(What you need to do)
From the entries below, copy every line where the string "第一电离能" appears.

(Data for processing)
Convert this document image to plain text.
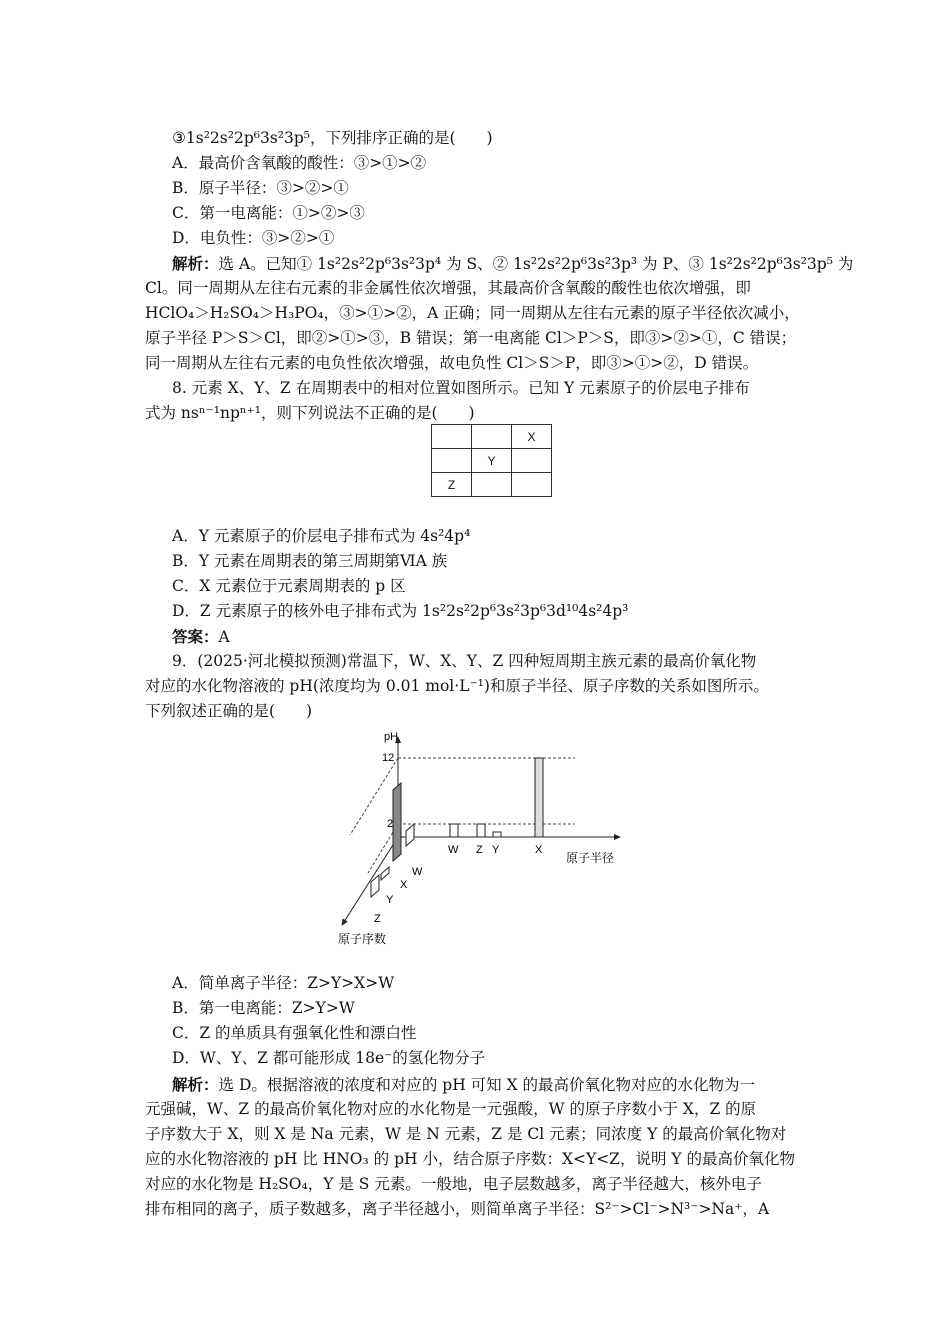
③1s²2s²2p⁶3s²3p⁵，下列排序正确的是(　　)
A．最高价含氧酸的酸性：③>①>②
B．原子半径：③>②>①
C．第一电离能：①>②>③
D．电负性：③>②>①
解析：选 A。已知① 1s²2s²2p⁶3s²3p⁴ 为 S、② 1s²2s²2p⁶3s²3p³ 为 P、③ 1s²2s²2p⁶3s²3p⁵ 为
Cl。同一周期从左往右元素的非金属性依次增强，其最高价含氧酸的酸性也依次增强，即
HClO₄＞H₂SO₄＞H₃PO₄，③>①>②，A 正确；同一周期从左往右元素的原子半径依次减小，
原子半径 P＞S＞Cl，即②>①>③，B 错误；第一电离能 Cl＞P＞S，即③>②>①，C 错误；
同一周期从左往右元素的电负性依次增强，故电负性 Cl＞S＞P，即③>①>②，D 错误。
8. 元素 X、Y、Z 在周期表中的相对位置如图所示。已知 Y 元素原子的价层电子排布
式为 nsⁿ⁻¹npⁿ⁺¹，则下列说法不正确的是(　　)
		X
	Y	
Z		
A．Y 元素原子的价层电子排布式为 4s²4p⁴
B．Y 元素在周期表的第三周期第ⅥA 族
C．X 元素位于元素周期表的 p 区
D．Z 元素原子的核外电子排布式为 1s²2s²2p⁶3s²3p⁶3d¹⁰4s²4p³
答案：A
9．(2025·河北模拟预测)常温下，W、X、Y、Z 四种短周期主族元素的最高价氧化物
对应的水化物溶液的 pH(浓度均为 0.01 mol·L⁻¹)和原子半径、原子序数的关系如图所示。
下列叙述正确的是(　　)
pH
原子半径
原子序数
12
2
W Z Y	X
W
X
Y
Z
A．简单离子半径：Z>Y>X>W
B．第一电离能：Z>Y>W
C．Z 的单质具有强氧化性和漂白性
D．W、Y、Z 都可能形成 18e⁻的氢化物分子
解析：选 D。根据溶液的浓度和对应的 pH 可知 X 的最高价氧化物对应的水化物为一
元强碱，W、Z 的最高价氧化物对应的水化物是一元强酸，W 的原子序数小于 X，Z 的原
子序数大于 X，则 X 是 Na 元素，W 是 N 元素，Z 是 Cl 元素；同浓度 Y 的最高价氧化物对
应的水化物溶液的 pH 比 HNO₃ 的 pH 小，结合原子序数：X<Y<Z，说明 Y 的最高价氧化物
对应的水化物是 H₂SO₄，Y 是 S 元素。一般地，电子层数越多，离子半径越大，核外电子
排布相同的离子，质子数越多，离子半径越小，则简单离子半径：S²⁻>Cl⁻>N³⁻>Na⁺，A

(The reply)
C．第一电离能：①>②>③
原子半径 P＞S＞Cl，即②>①>③，B 错误；第一电离能 Cl＞P＞S，即③>②>①，C 错误；
B．第一电离能：Z>Y>W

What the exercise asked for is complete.